EXERCISE DETAILS »
Answer these questions about the CGI.pm query string passage below:
(a) What must be removed from the beginning of the indicated line to use POST and query string data together?
(b) In an index query, what character separates the keywords in the query string?
(c) What must you use to get a keyword when form data is POSTed to a URL with a keyword?

QUOTED PASSAGE »
□ □ □ □ □

By removing the pound sign from the beginning of the line indicated, you will be able to use POST and query string data together. Note that the line you would need to uncomment is too long to display on one line in this text, so it has been wrapped to the next line, but it is just one line in CGI.pm.

Index queries

You may receive a query string that contains words that do not comprise name-value pairs. The <ISINDEX> HTML tag, which is not used much anymore, creates a single text field along with a prompt to enter search keywords. When a user enters words into this field and presses Enter, it makes a new request for the same URL, adding the text the user entered as the query string with keywords separated by a plus sign (+), such as this:

http://www.localhost.com/cgi/lookup.cgi?cgi+perl

You can retrieve the list of keywords that the user entered by calling param with “keywords” as the name of the parameter or by calling the separate keywords method:

my @words = $q->keywords;            # these lines do the same thing
my @words = $q->param( "keywords" );

These methods return index keywords only if CGI.pm finds no name-value pair parameters, so you don’t have to worry about using “keywords” as the name of an element in your HTML forms; it will work correctly. On the other hand, if you want to POST form data to a URL with a keyword, CGI.pm cannot return that keyword to you. You must use $ENV{QUERY_STRING} to get it.

□ □ □ □ □

DATA PROVIDED »
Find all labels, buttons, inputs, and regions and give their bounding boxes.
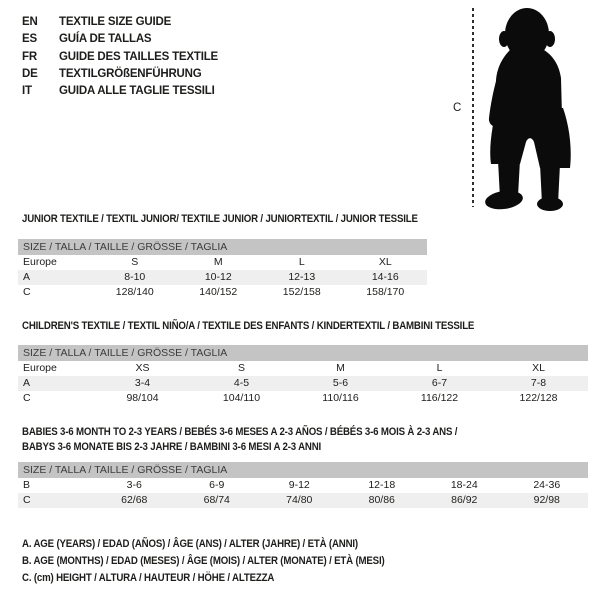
row-label: C [23,286,31,298]
size-header-bar: SIZE / TALLA / TAILLE / GRÖSSE / TAGLIA [18,462,588,478]
language-title-list [22,14,218,100]
row-label: A [18,376,93,391]
language-code: IT [22,85,32,98]
height-cell: 116/122 [420,392,459,404]
guide-title-es: GUÍA DE TALLAS [59,33,152,46]
row-label: Europe [23,362,57,374]
guide-title-fr: GUIDE DES TAILLES TEXTILE [59,50,218,63]
legend-notes [22,536,434,587]
row-label: C [18,493,93,508]
legend-note-b: B. AGE (MONTHS) / EDAD (MESES) / ÂGE (MOIS) / ALTER (MONATE) / ETÀ (MESI) [22,555,385,567]
height-cell: 74/80 [258,493,341,508]
months-cell: 12-18 [368,479,396,491]
row-label: B [23,479,31,491]
size-cell: S [131,256,139,268]
age-cell: 6-7 [390,376,489,391]
junior-size-grid [18,255,427,300]
table-row-height [18,391,588,406]
height-cell: 62/68 [93,493,176,508]
size-cell: M [213,256,223,268]
table-row-months [18,478,588,493]
age-cell: 12-13 [260,270,344,285]
language-row-it [22,83,218,100]
language-row-fr [22,49,218,66]
size-cell: XL [532,362,545,374]
size-cell: L [436,362,443,374]
months-cell: 3-6 [126,479,142,491]
age-cell: 10-12 [177,270,261,285]
age-cell: 14-16 [344,270,428,285]
junior-size-table [18,239,427,300]
age-cell: 8-10 [93,270,177,285]
height-cell: 158/170 [366,286,405,298]
babies-table-title-line2: BABYS 3-6 MONATE BIS 2-3 JAHRE / BAMBINI 3-6 MESI A 2-3 ANNI [22,441,322,453]
baby-silhouette [482,4,594,212]
table-row-age [18,270,427,285]
height-cell: 68/74 [176,493,259,508]
table-row-europe [18,361,588,376]
guide-title-en: TEXTILE SIZE GUIDE [59,16,172,28]
children-size-table [18,345,588,406]
junior-table-title: JUNIOR TEXTILE / TEXTIL JUNIOR/ TEXTILE JUNIOR / JUNIORTEXTIL / JUNIOR TESSILE [22,213,418,225]
size-cell: XS [135,362,150,374]
size-cell: L [298,256,305,268]
table-row-age [18,376,588,391]
size-cell: XL [378,256,392,268]
height-measure-dashed-line [472,8,474,207]
size-cell: S [237,362,245,374]
language-row-es [22,31,218,48]
months-cell: 24-36 [533,479,561,491]
height-cell: 80/86 [341,493,424,508]
height-cell: 152/158 [282,286,321,298]
guide-title-it: GUIDA ALLE TAGLIE TESSILI [59,85,215,98]
language-row-en [22,14,218,31]
height-cell: 128/140 [115,286,154,298]
size-cell: M [336,362,345,374]
height-cell: 92/98 [506,493,589,508]
row-label: Europe [23,256,57,268]
row-label: C [23,392,31,404]
age-cell: 4-5 [192,376,291,391]
table-row-europe [18,255,427,270]
language-code: ES [22,33,37,46]
months-cell: 6-9 [209,479,225,491]
children-table-title: CHILDREN'S TEXTILE / TEXTIL NIÑO/A / TEXTILE DES ENFANTS / KINDERTEXTIL / BAMBINI TESSILE [22,320,475,332]
table-row-height [18,285,427,300]
age-cell: 7-8 [489,376,588,391]
height-cell: 110/116 [322,392,359,404]
height-cell: 86/92 [423,493,506,508]
months-cell: 9-12 [288,479,310,491]
height-measure-label: C [453,102,462,114]
children-size-grid [18,361,588,406]
language-code: FR [22,50,37,63]
height-cell: 122/128 [519,392,558,404]
age-cell: 3-4 [93,376,192,391]
language-code: DE [22,67,38,80]
babies-table-title [22,425,517,455]
row-label: A [18,270,93,285]
height-cell: 104/110 [222,392,261,404]
height-cell: 140/152 [199,286,238,298]
babies-size-grid [18,478,588,508]
size-header-bar: SIZE / TALLA / TAILLE / GRÖSSE / TAGLIA [18,239,427,255]
height-cell: 98/104 [126,392,159,404]
legend-note-a: A. AGE (YEARS) / EDAD (AÑOS) / ÂGE (ANS) / ALTER (JAHRE) / ETÀ (ANNI) [22,538,358,550]
guide-title-de: TEXTILGRÖßENFÜHRUNG [59,67,202,80]
age-cell: 5-6 [291,376,390,391]
size-header-bar: SIZE / TALLA / TAILLE / GRÖSSE / TAGLIA [18,345,588,361]
legend-note-c: C. (cm) HEIGHT / ALTURA / HAUTEUR / HÖHE / ALTEZZA [22,572,275,584]
months-cell: 18-24 [450,479,478,491]
babies-table-title-line1: BABIES 3-6 MONTH TO 2-3 YEARS / BEBÉS 3-6 MESES A 2-3 AÑOS / BÉBÉS 3-6 MOIS À 2-3 ANS / [22,426,458,438]
babies-size-table [18,462,588,508]
table-row-height [18,493,588,508]
language-code: EN [22,16,38,28]
language-row-de [22,66,218,83]
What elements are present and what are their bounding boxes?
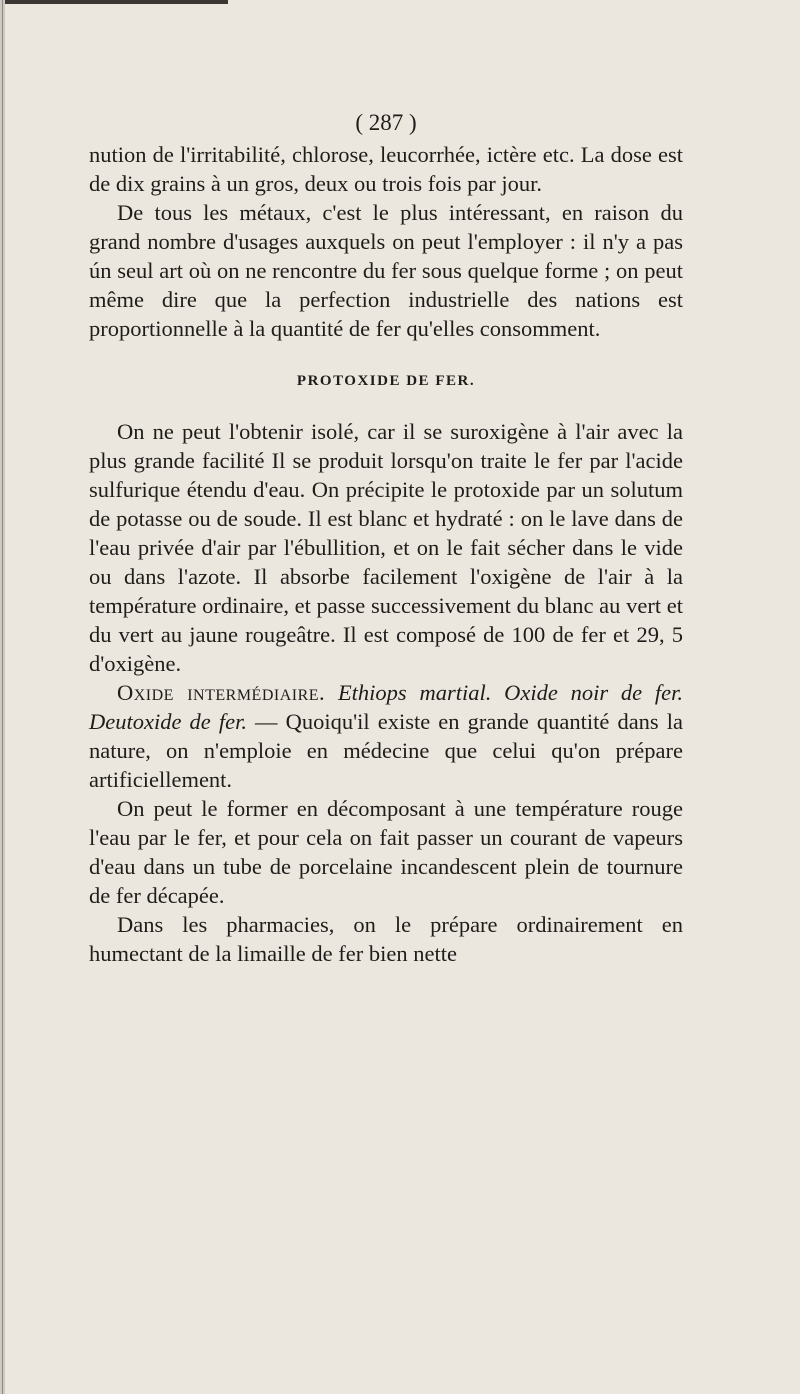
text-block xyxy=(89,108,683,968)
page-number: ( 287 ) xyxy=(355,110,417,135)
paragraph-1: nution de l'irritabilité, chlorose, leucorrhée, ictère etc. La dose est de dix grains à un gros, deux ou trois fois par jour. xyxy=(89,142,683,196)
page-edge-line xyxy=(2,0,3,1394)
paragraph-4 xyxy=(89,678,683,794)
section-heading: PROTOXIDE DE FER. xyxy=(296,373,476,389)
paragraph-5: On peut le former en décomposant à une température rouge l'eau par le fer, et pour cela on fait passer un courant de vapeurs d'eau dans un tube de porcelaine incandescent plein de tournure de fer décapée. xyxy=(89,796,683,908)
paragraph-3: On ne peut l'obtenir isolé, car il se suroxigène à l'air avec la plus grande facilité Il se produit lorsqu'on traite le fer par l'acide sulfurique étendu d'eau. On précipite le protoxide par un solutum de potasse ou de soude. Il est blanc et hydraté : on le lave dans de l'eau privée d'air par l'ébullition, et on le fait sécher dans le vide ou dans l'azote. Il absorbe facilement l'oxigène de l'air à la température ordinaire, et passe successivement du blanc au vert et du vert au jaune rougeâtre. Il est composé de 100 de fer et 29, 5 d'oxigène. xyxy=(89,419,683,676)
paragraph-6: Dans les pharmacies, on le prépare ordinairement en humectant de la limaille de fer bien nette xyxy=(89,912,683,966)
top-rule xyxy=(0,0,228,4)
synonyms-italic: Ethiops martial. Oxide noir de fer. Deutoxide de fer. xyxy=(89,680,683,734)
paragraph-2: De tous les métaux, c'est le plus intéressant, en raison du grand nombre d'usages auxquels on peut l'employer : il n'y a pas ún seul art où on ne rencontre du fer sous quelque forme ; on peut même dire que la perfection industrielle des nations est proportionnelle à la quantité de fer qu'elles consomment. xyxy=(89,200,683,341)
paragraph-4-text: — Quoiqu'il existe en grande quantité dans la nature, on n'emploie en médecine que celui qu'on prépare artificiellement. xyxy=(89,709,683,792)
subsection-heading: Oxide intermédiaire. xyxy=(117,680,326,705)
page-edge xyxy=(0,0,5,1394)
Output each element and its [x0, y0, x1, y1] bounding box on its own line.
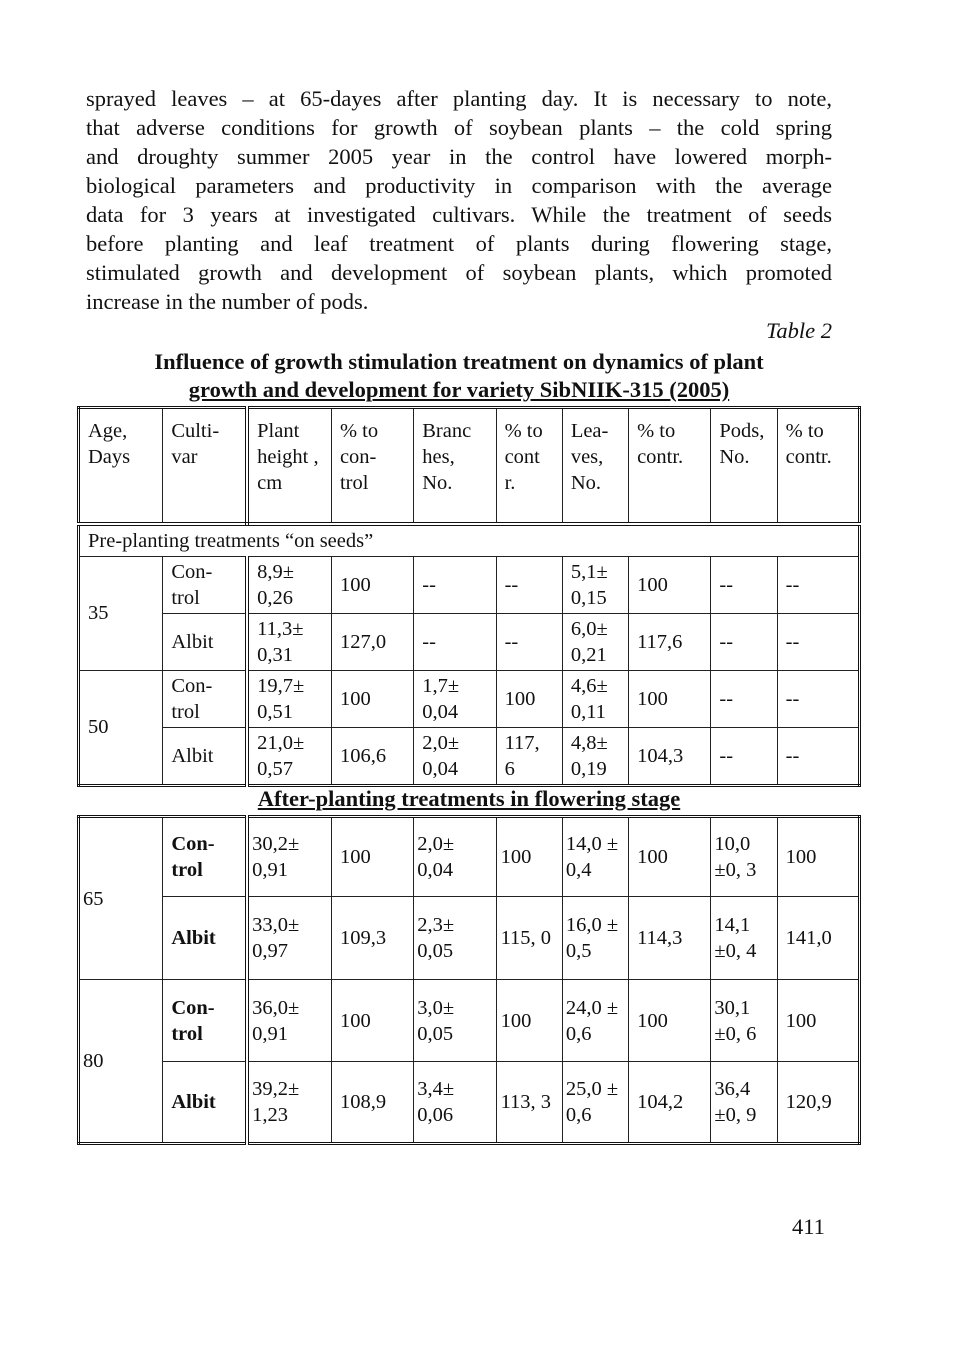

□ □ □ □ □

FINAL RESULT »
(a) The pound sign.
(b) A plus sign (+).
(c) $ENV{QUERY_STRING}.